(Stored data entries)
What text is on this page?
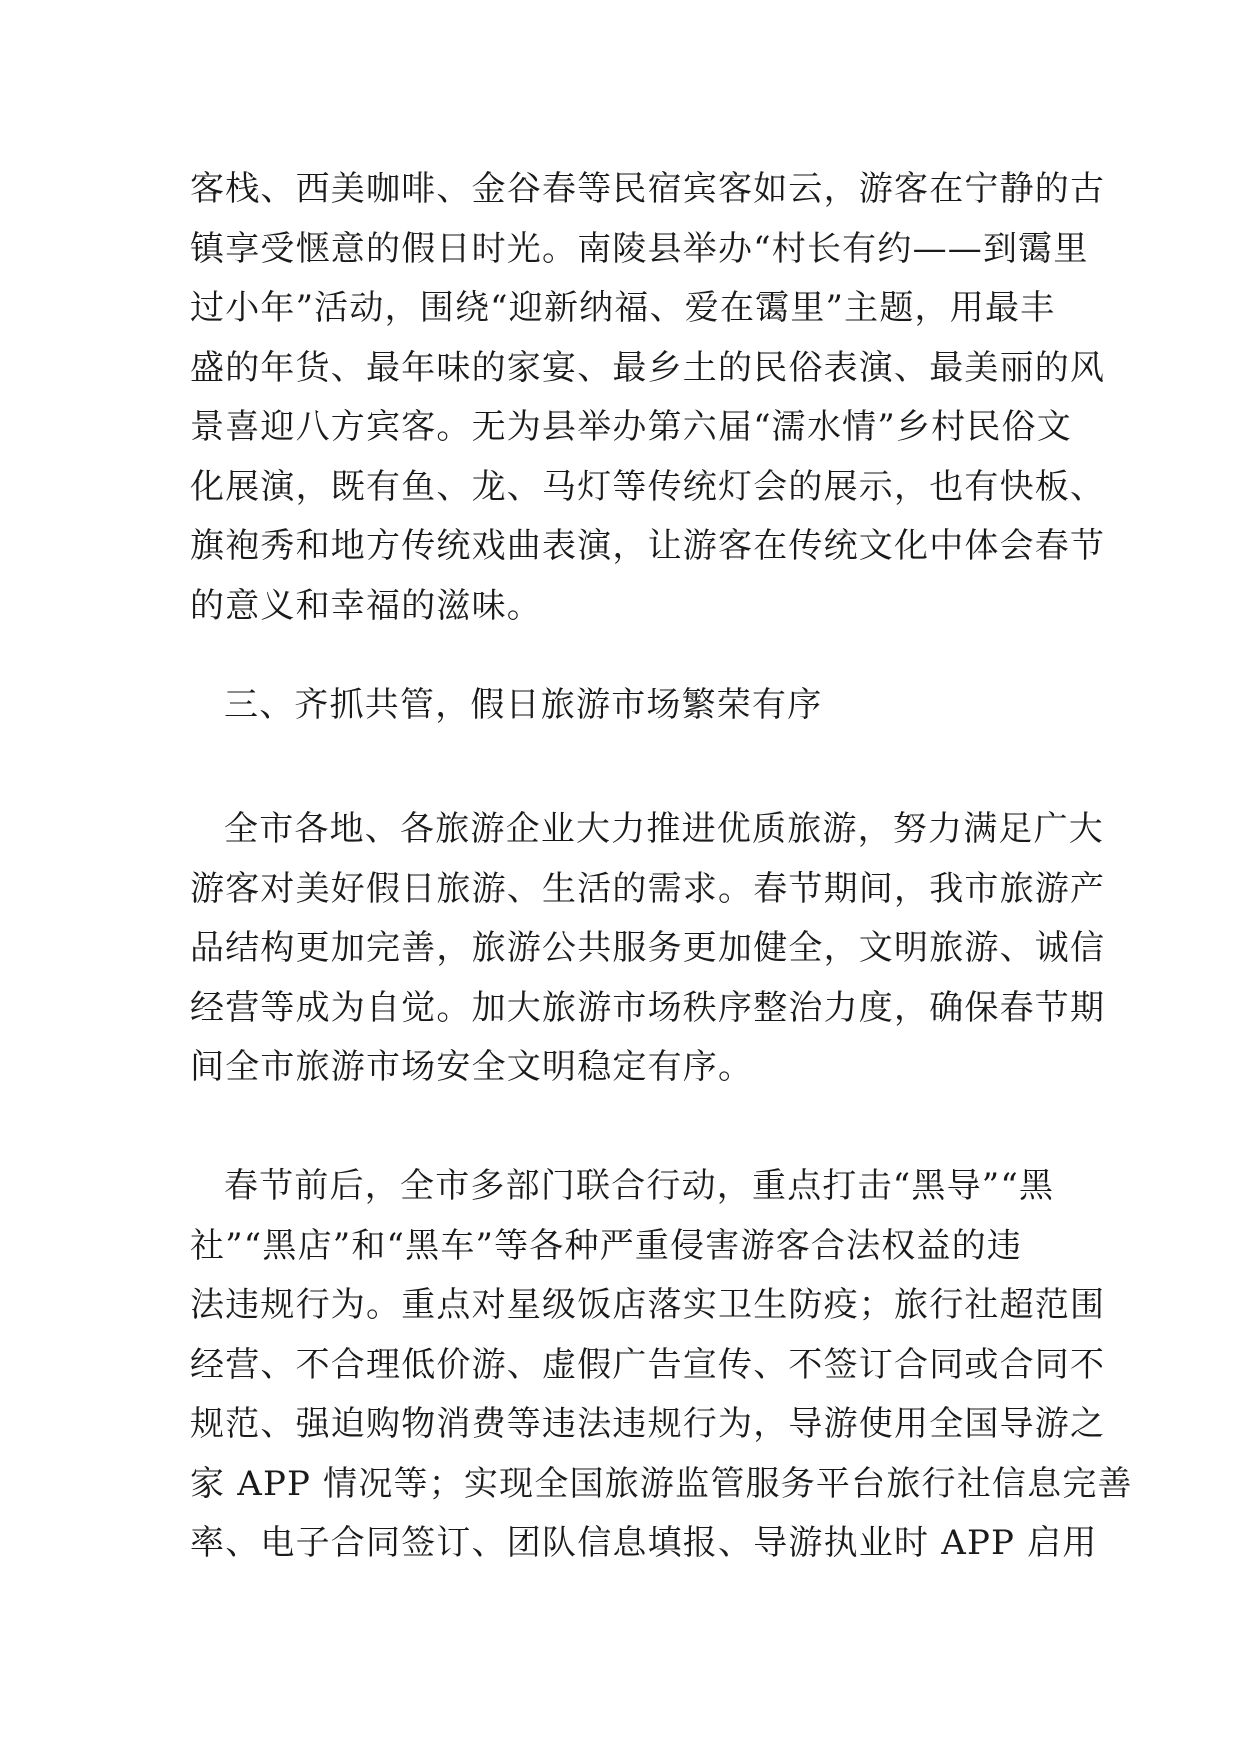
客栈、西美咖啡、金谷春等民宿宾客如云，游客在宁静的古
镇享受惬意的假日时光。南陵县举办“村长有约——到霭里
过小年”活动，围绕“迎新纳福、爱在霭里”主题，用最丰
盛的年货、最年味的家宴、最乡土的民俗表演、最美丽的风
景喜迎八方宾客。无为县举办第六届“濡水情”乡村民俗文
化展演，既有鱼、龙、马灯等传统灯会的展示，也有快板、
旗袍秀和地方传统戏曲表演，让游客在传统文化中体会春节
的意义和幸福的滋味。
三、齐抓共管，假日旅游市场繁荣有序
全市各地、各旅游企业大力推进优质旅游，努力满足广大
游客对美好假日旅游、生活的需求。春节期间，我市旅游产
品结构更加完善，旅游公共服务更加健全，文明旅游、诚信
经营等成为自觉。加大旅游市场秩序整治力度，确保春节期
间全市旅游市场安全文明稳定有序。
春节前后，全市多部门联合行动，重点打击“黑导”“黑
社”“黑店”和“黑车”等各种严重侵害游客合法权益的违
法违规行为。重点对星级饭店落实卫生防疫；旅行社超范围
经营、不合理低价游、虚假广告宣传、不签订合同或合同不
规范、强迫购物消费等违法违规行为，导游使用全国导游之
家 APP 情况等；实现全国旅游监管服务平台旅行社信息完善
率、电子合同签订、团队信息填报、导游执业时 APP 启用
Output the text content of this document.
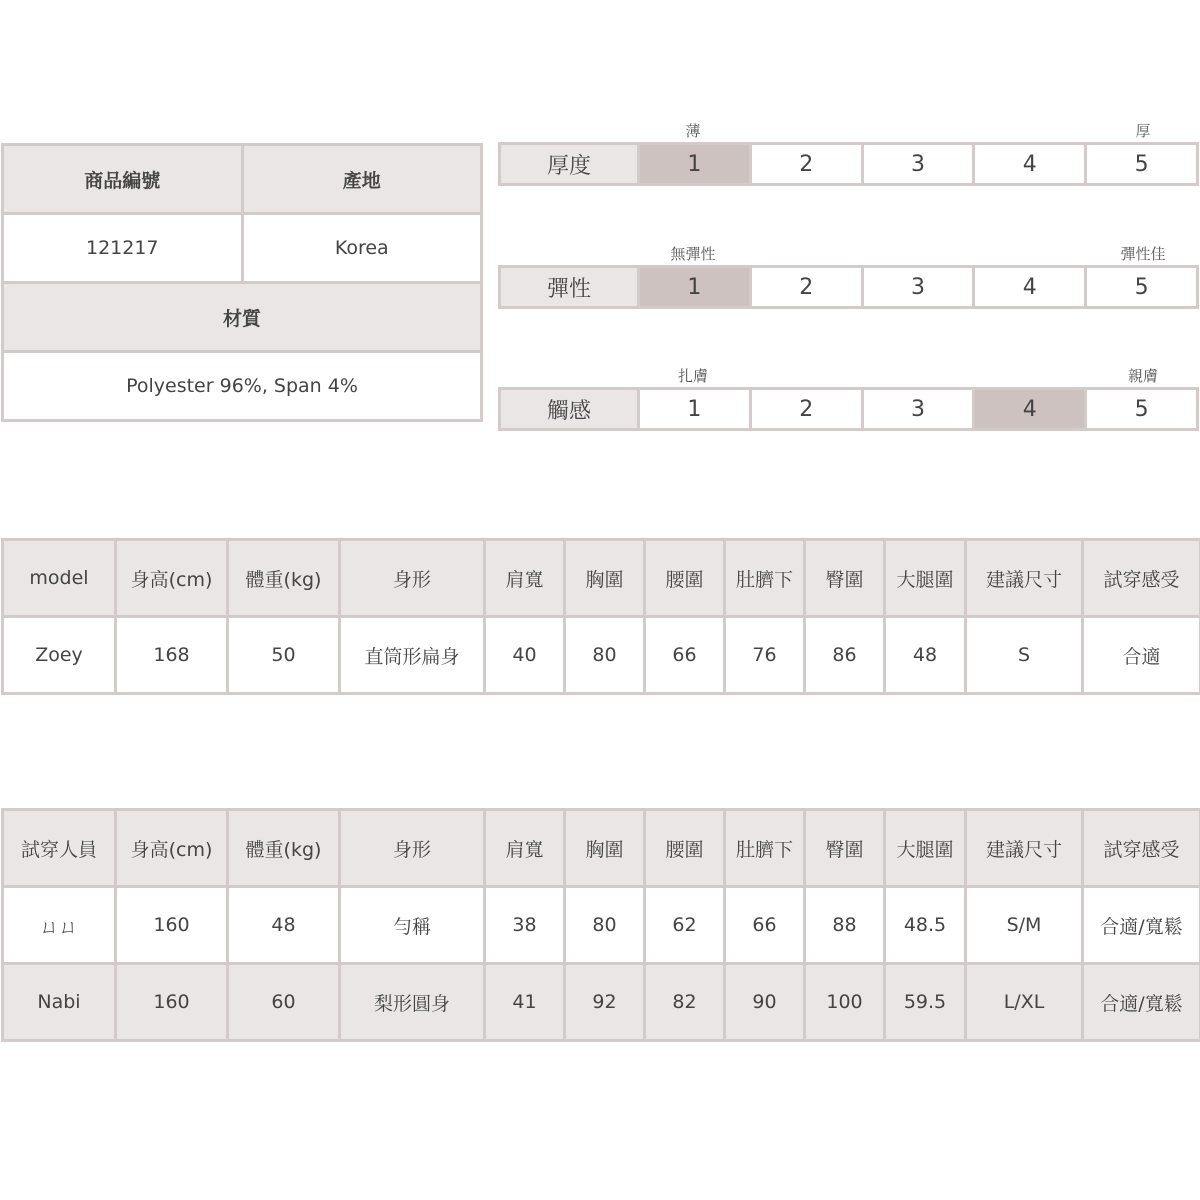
商品編號	產地
121217	Korea
材質	
Polyester 96%, Span 4%	
薄	厚
厚度	1	2	3	4	5
無彈性	彈性佳
彈性	1	2	3	4	5
扎膚	親膚
觸感	1	2	3	4	5
model	身高(cm)	體重(kg)	身形	肩寬	胸圍	腰圍	肚臍下	臀圍	大腿圍	建議尺寸	試穿感受
Zoey	168	50	直筒形扁身	40	80	66	76	86	48	S	合適
試穿人員	身高(cm)	體重(kg)	身形	肩寬	胸圍	腰圍	肚臍下	臀圍	大腿圍	建議尺寸	試穿感受
ㄩㄩ	160	48	勻稱	38	80	62	66	88	48.5	S/M	合適/寬鬆
Nabi	160	60	梨形圓身	41	92	82	90	100	59.5	L/XL	合適/寬鬆
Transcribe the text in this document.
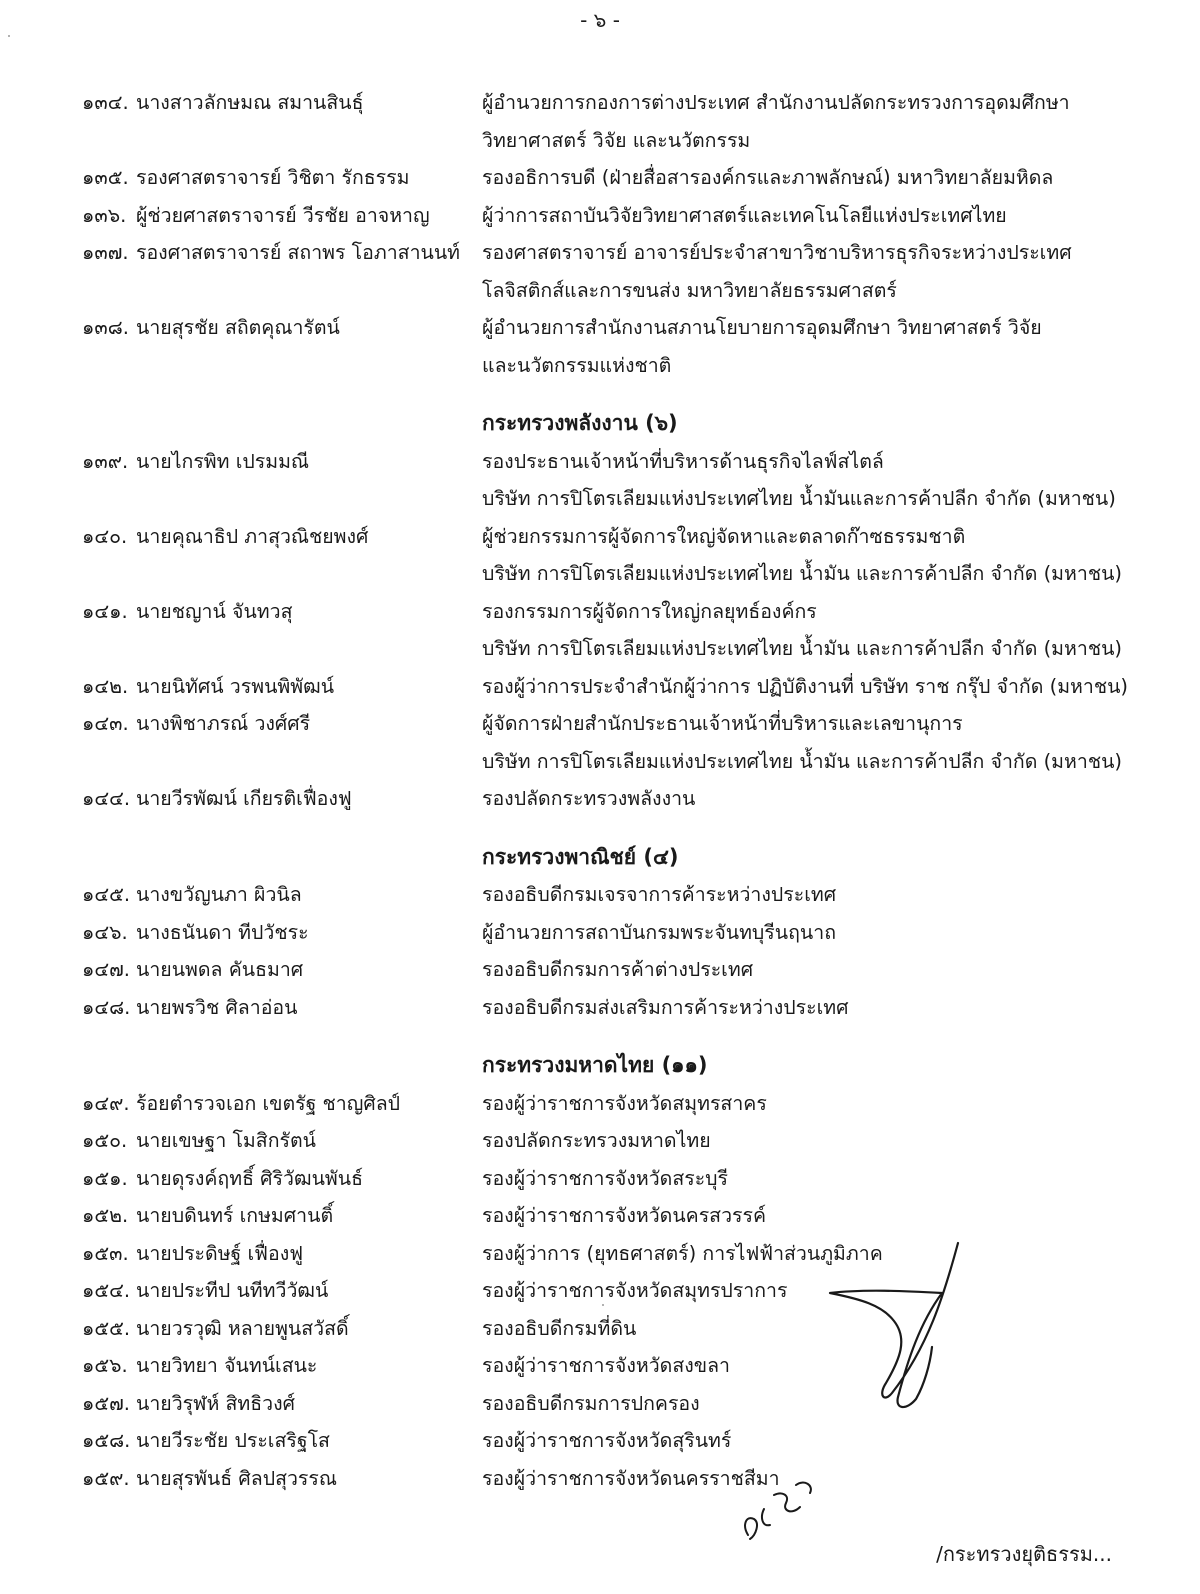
- ๖ -
๑๓๔. นางสาวลักษมณ สมานสินธุ์	ผู้อำนวยการกองการต่างประเทศ สำนักงานปลัดกระทรวงการอุดมศึกษา
วิทยาศาสตร์ วิจัย และนวัตกรรม
๑๓๕. รองศาสตราจารย์ วิชิตา รักธรรม	รองอธิการบดี (ฝ่ายสื่อสารองค์กรและภาพลักษณ์) มหาวิทยาลัยมหิดล
๑๓๖. ผู้ช่วยศาสตราจารย์ วีรชัย อาจหาญ	ผู้ว่าการสถาบันวิจัยวิทยาศาสตร์และเทคโนโลยีแห่งประเทศไทย
๑๓๗. รองศาสตราจารย์ สถาพร โอภาสานนท์	รองศาสตราจารย์ อาจารย์ประจำสาขาวิชาบริหารธุรกิจระหว่างประเทศ
โลจิสติกส์และการขนส่ง มหาวิทยาลัยธรรมศาสตร์
๑๓๘. นายสุรชัย สถิตคุณารัตน์	ผู้อำนวยการสำนักงานสภานโยบายการอุดมศึกษา วิทยาศาสตร์ วิจัย
และนวัตกรรมแห่งชาติ
กระทรวงพลังงาน (๖)
๑๓๙. นายไกรพิท เปรมมณี	รองประธานเจ้าหน้าที่บริหารด้านธุรกิจไลฟ์สไตล์
บริษัท การปิโตรเลียมแห่งประเทศไทย น้ำมันและการค้าปลีก จำกัด (มหาชน)
๑๔๐. นายคุณาธิป ภาสุวณิชยพงศ์	ผู้ช่วยกรรมการผู้จัดการใหญ่จัดหาและตลาดก๊าซธรรมชาติ
บริษัท การปิโตรเลียมแห่งประเทศไทย น้ำมัน และการค้าปลีก จำกัด (มหาชน)
๑๔๑. นายชญาน์ จันทวสุ	รองกรรมการผู้จัดการใหญ่กลยุทธ์องค์กร
บริษัท การปิโตรเลียมแห่งประเทศไทย น้ำมัน และการค้าปลีก จำกัด (มหาชน)
๑๔๒. นายนิทัศน์ วรพนพิพัฒน์	รองผู้ว่าการประจำสำนักผู้ว่าการ ปฏิบัติงานที่ บริษัท ราช กรุ๊ป จำกัด (มหาชน)
๑๔๓. นางพิชาภรณ์ วงศ์ศรี	ผู้จัดการฝ่ายสำนักประธานเจ้าหน้าที่บริหารและเลขานุการ
บริษัท การปิโตรเลียมแห่งประเทศไทย น้ำมัน และการค้าปลีก จำกัด (มหาชน)
๑๔๔. นายวีรพัฒน์ เกียรติเฟื่องฟู	รองปลัดกระทรวงพลังงาน
กระทรวงพาณิชย์ (๔)
๑๔๕. นางขวัญนภา ผิวนิล	รองอธิบดีกรมเจรจาการค้าระหว่างประเทศ
๑๔๖. นางธนันดา ทีปวัชระ	ผู้อำนวยการสถาบันกรมพระจันทบุรีนฤนาถ
๑๔๗. นายนพดล คันธมาศ	รองอธิบดีกรมการค้าต่างประเทศ
๑๔๘. นายพรวิช ศิลาอ่อน	รองอธิบดีกรมส่งเสริมการค้าระหว่างประเทศ
กระทรวงมหาดไทย (๑๑)
๑๔๙. ร้อยตำรวจเอก เขตรัฐ ชาญศิลป์	รองผู้ว่าราชการจังหวัดสมุทรสาคร
๑๕๐. นายเขษฐา โมสิกรัตน์	รองปลัดกระทรวงมหาดไทย
๑๕๑. นายดุรงค์ฤทธิ์ ศิริวัฒนพันธ์	รองผู้ว่าราชการจังหวัดสระบุรี
๑๕๒. นายบดินทร์ เกษมศานติ์	รองผู้ว่าราชการจังหวัดนครสวรรค์
๑๕๓. นายประดิษฐ์ เฟื่องฟู	รองผู้ว่าการ (ยุทธศาสตร์) การไฟฟ้าส่วนภูมิภาค
๑๕๔. นายประทีป นทีทวีวัฒน์	รองผู้ว่าราชการจังหวัดสมุทรปราการ
๑๕๕. นายวรวุฒิ หลายพูนสวัสดิ์	รองอธิบดีกรมที่ดิน
๑๕๖. นายวิทยา จันทน์เสนะ	รองผู้ว่าราชการจังหวัดสงขลา
๑๕๗. นายวิรุฬห์ สิทธิวงศ์	รองอธิบดีกรมการปกครอง
๑๕๘. นายวีระชัย ประเสริฐโส	รองผู้ว่าราชการจังหวัดสุรินทร์
๑๕๙. นายสุรพันธ์ ศิลปสุวรรณ	รองผู้ว่าราชการจังหวัดนครราชสีมา
/กระทรวงยุติธรรม...
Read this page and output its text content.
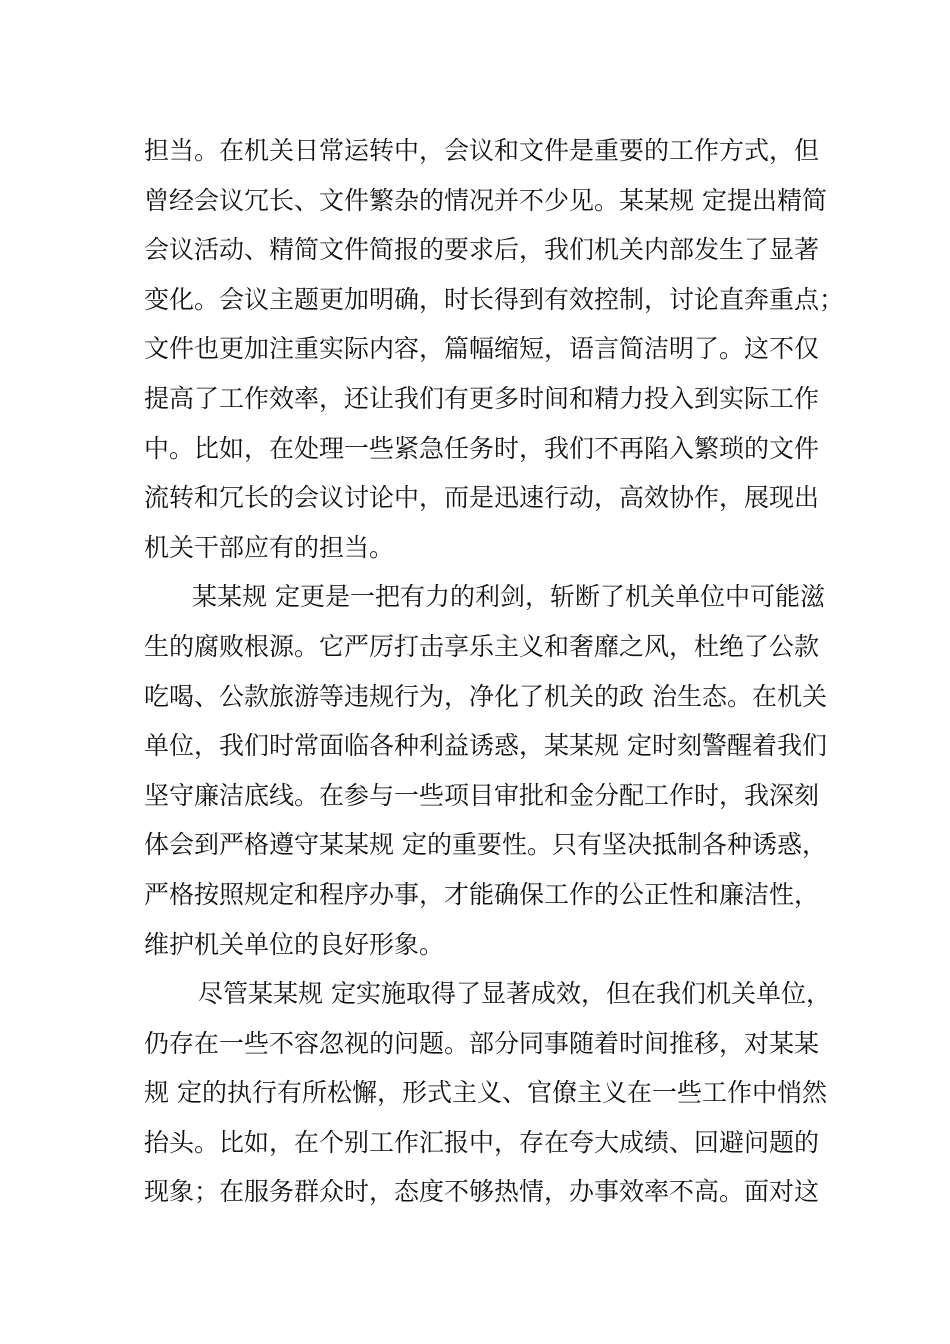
担当。在机关日常运转中，会议和文件是重要的工作方式，但
曾经会议冗长、文件繁杂的情况并不少见。某某规 定提出精简
会议活动、精简文件简报的要求后，我们机关内部发生了显著
变化。会议主题更加明确，时长得到有效控制，讨论直奔重点；
文件也更加注重实际内容，篇幅缩短，语言简洁明了。这不仅
提高了工作效率，还让我们有更多时间和精力投入到实际工作
中。比如，在处理一些紧急任务时，我们不再陷入繁琐的文件
流转和冗长的会议讨论中，而是迅速行动，高效协作，展现出
机关干部应有的担当。
某某规 定更是一把有力的利剑，斩断了机关单位中可能滋
生的腐败根源。它严厉打击享乐主义和奢靡之风，杜绝了公款
吃喝、公款旅游等违规行为，净化了机关的政 治生态。在机关
单位，我们时常面临各种利益诱惑，某某规 定时刻警醒着我们
坚守廉洁底线。在参与一些项目审批和金分配工作时，我深刻
体会到严格遵守某某规 定的重要性。只有坚决抵制各种诱惑，
严格按照规定和程序办事，才能确保工作的公正性和廉洁性，
维护机关单位的良好形象。
尽管某某规 定实施取得了显著成效，但在我们机关单位，
仍存在一些不容忽视的问题。部分同事随着时间推移，对某某
规 定的执行有所松懈，形式主义、官僚主义在一些工作中悄然
抬头。比如，在个别工作汇报中，存在夸大成绩、回避问题的
现象；在服务群众时，态度不够热情，办事效率不高。面对这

# Job
Copy every line of the listing containing the string "มหาว".

# The completed task
๑๓๕. รองศาสตราจารย์ วิชิตา รักธรรม	รองอธิการบดี (ฝ่ายสื่อสารองค์กรและภาพลักษณ์) มหาวิทยาลัยมหิดล
โลจิสติกส์และการขนส่ง มหาวิทยาลัยธรรมศาสตร์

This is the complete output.